Saved entries
<<<<
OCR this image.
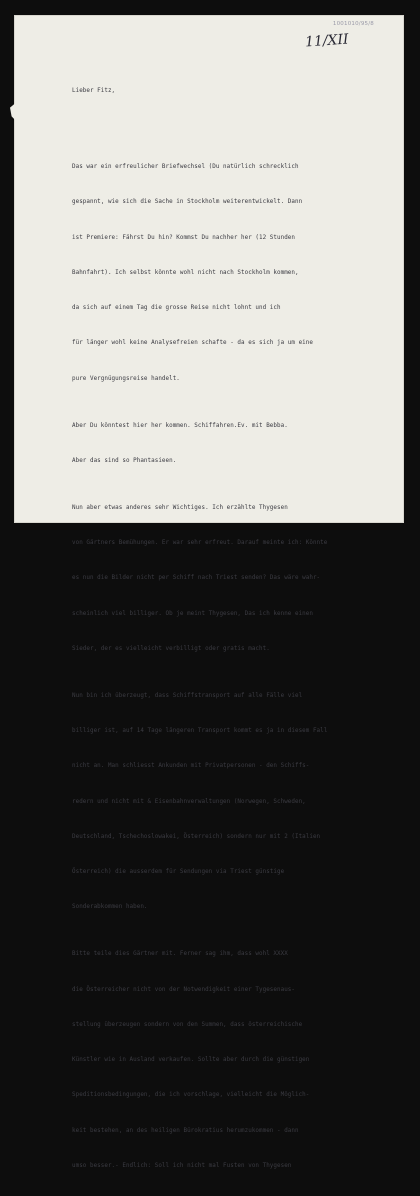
1001010/95/8
11/XII

Lieber Fitz,

Das war ein erfreulicher Briefwechsel (Du natürlich schrecklich

gespannt, wie sich die Sache in Stockholm weiterentwickelt. Dann

ist Premiere: Fährst Du hin? Kommst Du nachher her (12 Stunden

Bahnfahrt). Ich selbst könnte wohl nicht nach Stockholm kommen,

da sich auf einem Tag die grosse Reise nicht lohnt und ich

für länger wohl keine Analysefreien schafte - da es sich ja um eine

pure Vergnügungsreise handelt.

Aber Du könntest hier her kommen. Schiffahren.Ev. mit Bebba.

Aber das sind so Phantasieen.

Nun aber etwas anderes sehr Wichtiges. Ich erzählte Thygesen

von Gärtners Bemühungen. Er war sehr erfreut. Darauf meinte ich: Könnte

es nun die Bilder nicht per Schiff nach Triest senden? Das wäre wahr-

scheinlich viel billiger. Ob je meint Thygesen, Das ich kenne einen

Sieder, der es vielleicht verbilligt oder gratis macht.

Nun bin ich überzeugt, dass Schiffstransport auf alle Fälle viel

billiger ist, auf 14 Tage längeren Transport kommt es ja in diesem Fall

nicht an. Man schliesst Ankunden mit Privatpersonen - den Schiffs-

redern und nicht mit & Eisenbahnverwaltungen (Norwegen, Schweden,

Deutschland, Tschechoslowakei, Österreich) sondern nur mit 2 (Italien

Österreich) die ausserdem für Sendungen via Triest günstige

Sonderabkommen haben.

Bitte teile dies Gärtner mit. Ferner sag ihm, dass wohl XXXX

die Österreicher nicht von der Notwendigkeit einer Tygesenaus-

stellung überzeugen sondern von den Summen, dass österreichische

Künstler wie in Ausland verkaufen. Sollte aber durch die günstigen

Speditionsbedingungen, die ich vorschlage, vielleicht die Möglich-

keit bestehen, an des heiligen Bürokratius herumzukommen - dann

umso besser.- Endlich: Soll ich nicht mal Fusten von Thygesen
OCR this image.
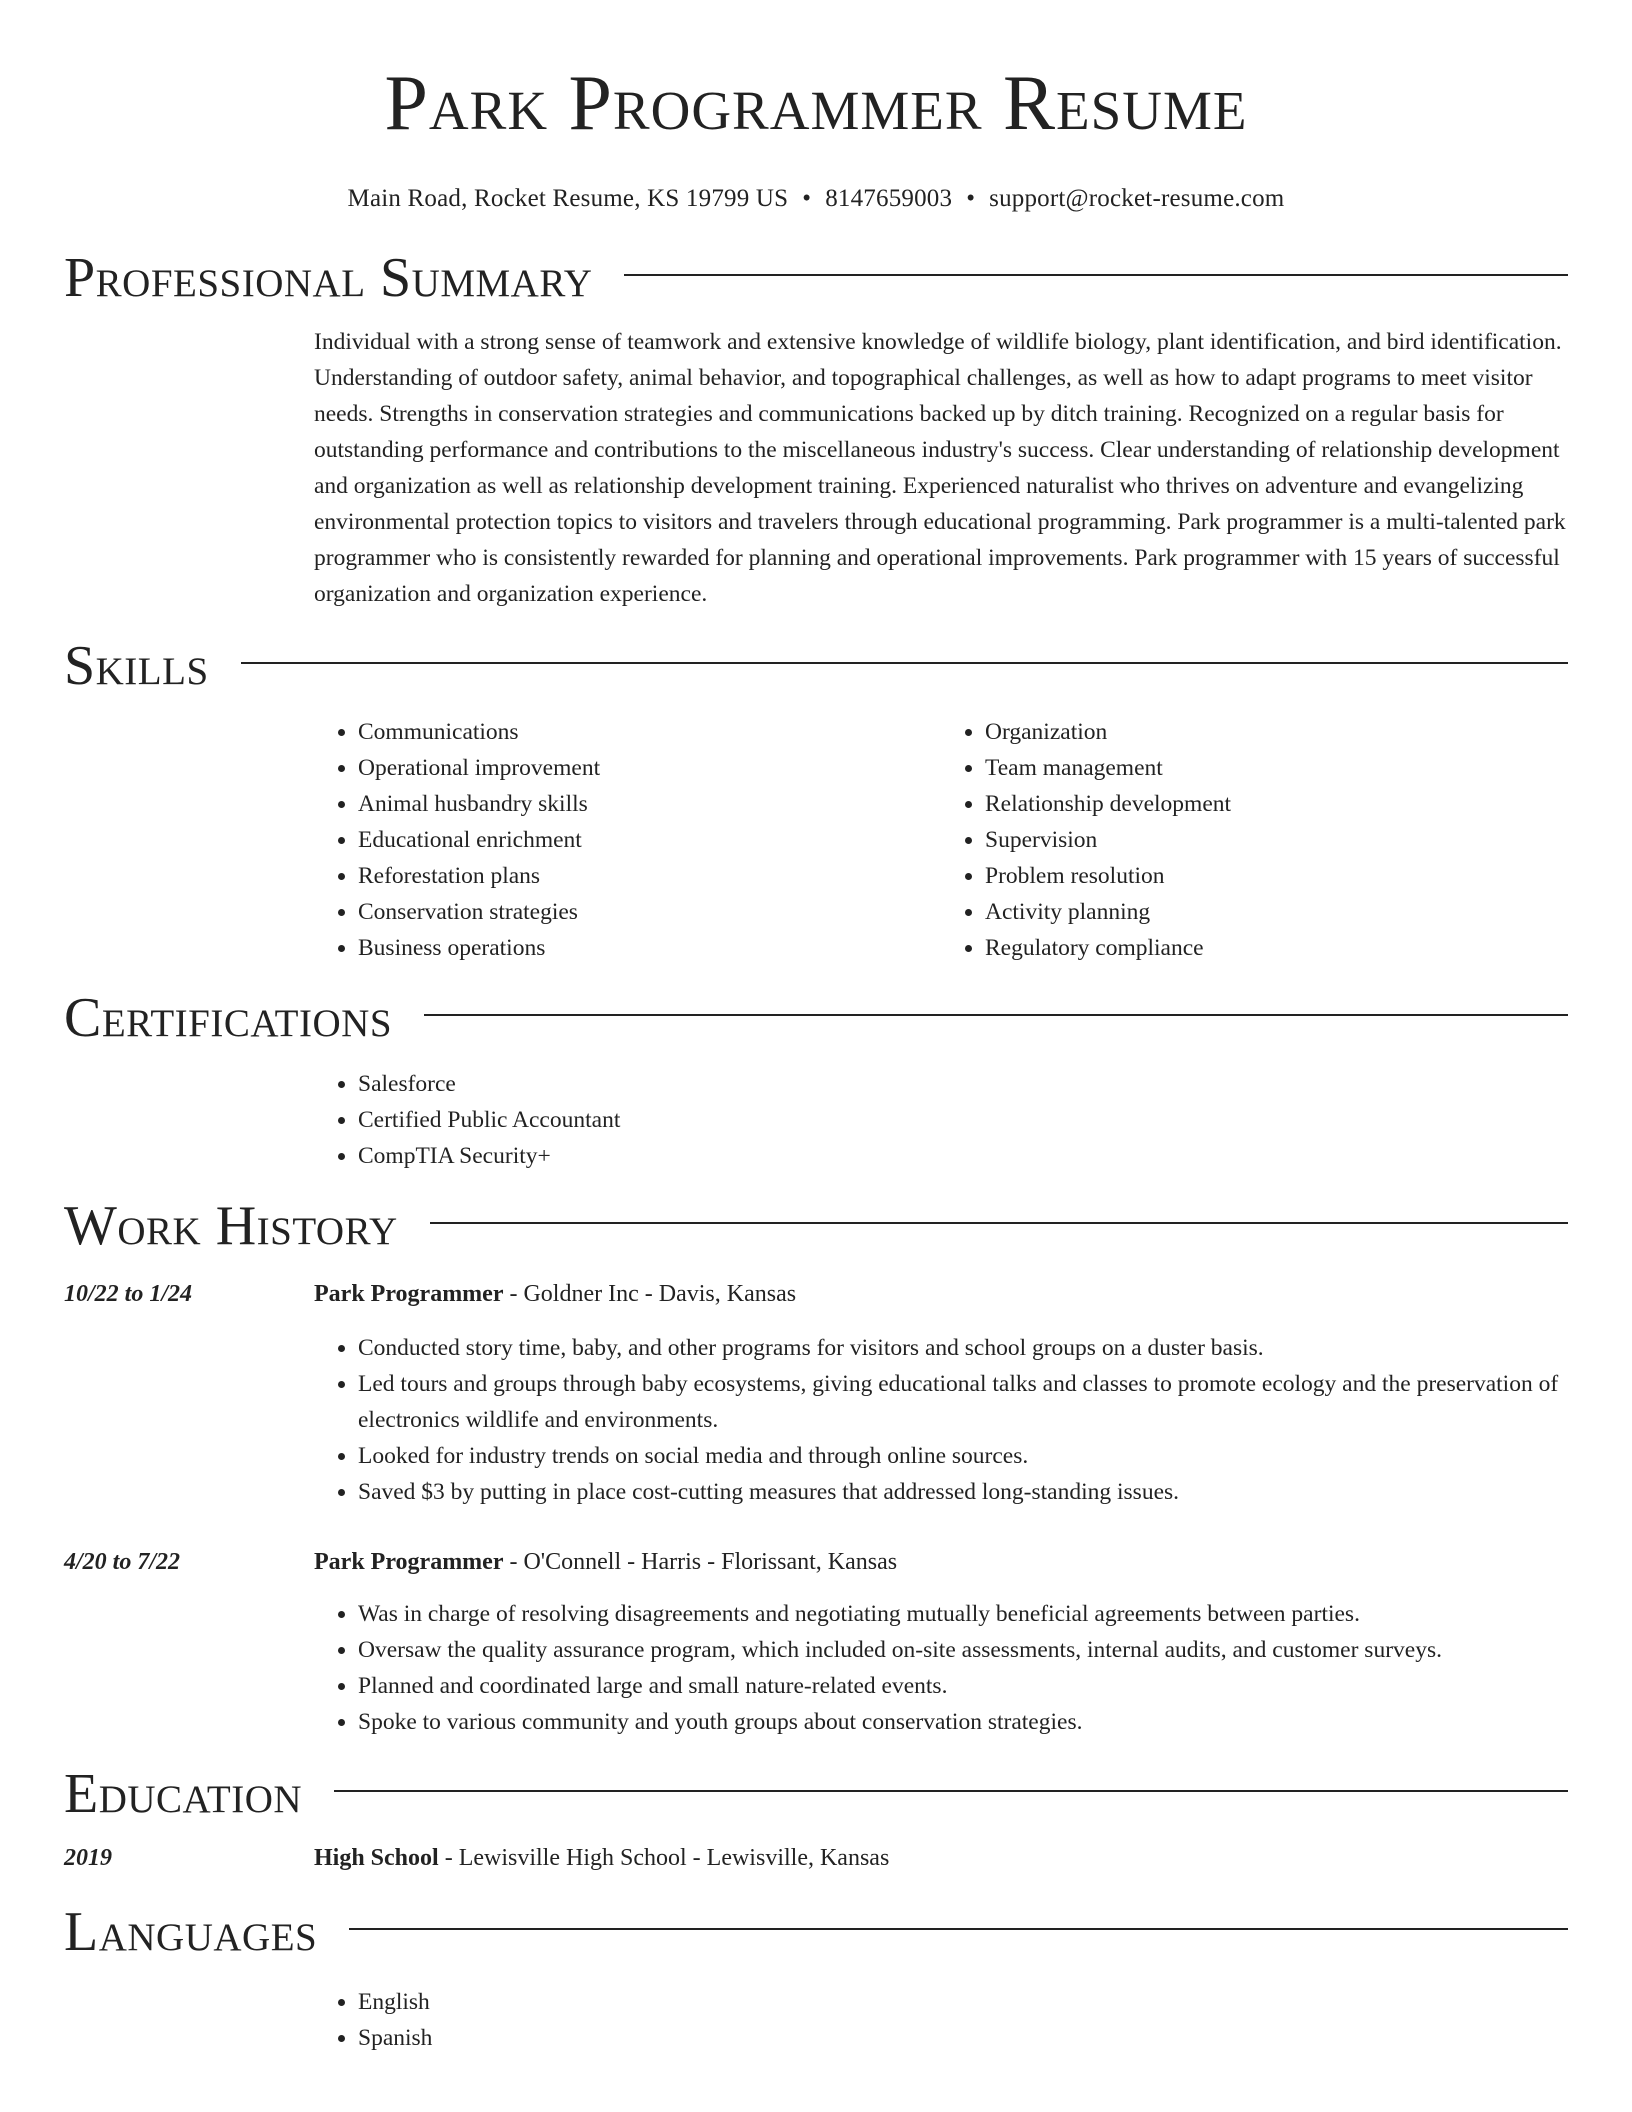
Park Programmer Resume
Main Road, Rocket Resume, KS 19799 US • 8147659003 • support@rocket-resume.com
Professional Summary

Individual with a strong sense of teamwork and extensive knowledge of wildlife biology, plant identification, and bird identification. Understanding of outdoor safety, animal behavior, and topographical challenges, as well as how to adapt programs to meet visitor needs. Strengths in conservation strategies and communications backed up by ditch training. Recognized on a regular basis for outstanding performance and contributions to the miscellaneous industry's success. Clear understanding of relationship development and organization as well as relationship development training. Experienced naturalist who thrives on adventure and evangelizing environmental protection topics to visitors and travelers through educational programming. Park programmer is a multi-talented park programmer who is consistently rewarded for planning and operational improvements. Park programmer with 15 years of successful organization and organization experience.

Skills
• Communications
• Operational improvement
• Animal husbandry skills
• Educational enrichment
• Reforestation plans
• Conservation strategies
• Business operations
• Organization
• Team management
• Relationship development
• Supervision
• Problem resolution
• Activity planning
• Regulatory compliance
Certifications
• Salesforce
• Certified Public Accountant
• CompTIA Security+
Work History
10/22 to 1/24	Park Programmer - Goldner Inc - Davis, Kansas
• Conducted story time, baby, and other programs for visitors and school groups on a duster basis.
• Led tours and groups through baby ecosystems, giving educational talks and classes to promote ecology and the preservation of electronics wildlife and environments.
• Looked for industry trends on social media and through online sources.
• Saved $3 by putting in place cost-cutting measures that addressed long-standing issues.
4/20 to 7/22	Park Programmer - O'Connell - Harris - Florissant, Kansas
• Was in charge of resolving disagreements and negotiating mutually beneficial agreements between parties.
• Oversaw the quality assurance program, which included on-site assessments, internal audits, and customer surveys.
• Planned and coordinated large and small nature-related events.
• Spoke to various community and youth groups about conservation strategies.
Education
2019	High School - Lewisville High School - Lewisville, Kansas
Languages
• English
• Spanish
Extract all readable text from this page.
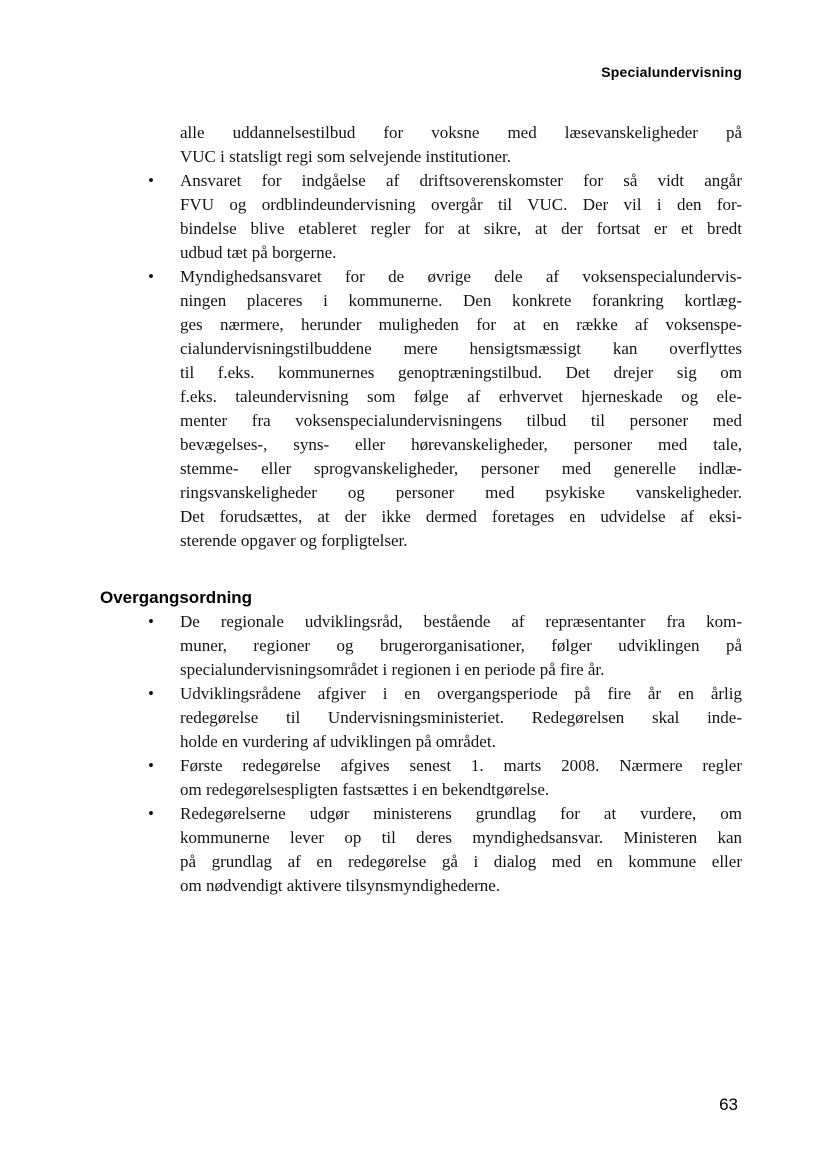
Specialundervisning
alle uddannelsestilbud for voksne med læsevanskeligheder på
VUC i statsligt regi som selvejende institutioner.
•	Ansvaret for indgåelse af driftsoverenskomster for så vidt angår
FVU og ordblindeundervisning overgår til VUC. Der vil i den for-
bindelse blive etableret regler for at sikre, at der fortsat er et bredt
udbud tæt på borgerne.
•	Myndighedsansvaret for de øvrige dele af voksenspecialundervis-
ningen placeres i kommunerne. Den konkrete forankring kortlæg-
ges nærmere, herunder muligheden for at en række af voksenspe-
cialundervisningstilbuddene mere hensigtsmæssigt kan overflyttes
til f.eks. kommunernes genoptræningstilbud. Det drejer sig om
f.eks. taleundervisning som følge af erhvervet hjerneskade og ele-
menter fra voksenspecialundervisningens tilbud til personer med
bevægelses-, syns- eller hørevanskeligheder, personer med tale,
stemme- eller sprogvanskeligheder, personer med generelle indlæ-
ringsvanskeligheder og personer med psykiske vanskeligheder.
Det forudsættes, at der ikke dermed foretages en udvidelse af eksi-
sterende opgaver og forpligtelser.
Overgangsordning
•	De regionale udviklingsråd, bestående af repræsentanter fra kom-
muner, regioner og brugerorganisationer, følger udviklingen på
specialundervisningsområdet i regionen i en periode på fire år.
•	Udviklingsrådene afgiver i en overgangsperiode på fire år en årlig
redegørelse til Undervisningsministeriet. Redegørelsen skal inde-
holde en vurdering af udviklingen på området.
•	Første redegørelse afgives senest 1. marts 2008. Nærmere regler
om redegørelsespligten fastsættes i en bekendtgørelse.
•	Redegørelserne udgør ministerens grundlag for at vurdere, om
kommunerne lever op til deres myndighedsansvar. Ministeren kan
på grundlag af en redegørelse gå i dialog med en kommune eller
om nødvendigt aktivere tilsynsmyndighederne.
63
>>>>
* _JOB_: Which lines in the listing above hold the word "billiger"? Show each of them.

* _TASK RESULT_:
scheinlich viel billiger. Ob je meint Thygesen, Das ich kenne einen
billiger ist, auf 14 Tage längeren Transport kommt es ja in diesem Fall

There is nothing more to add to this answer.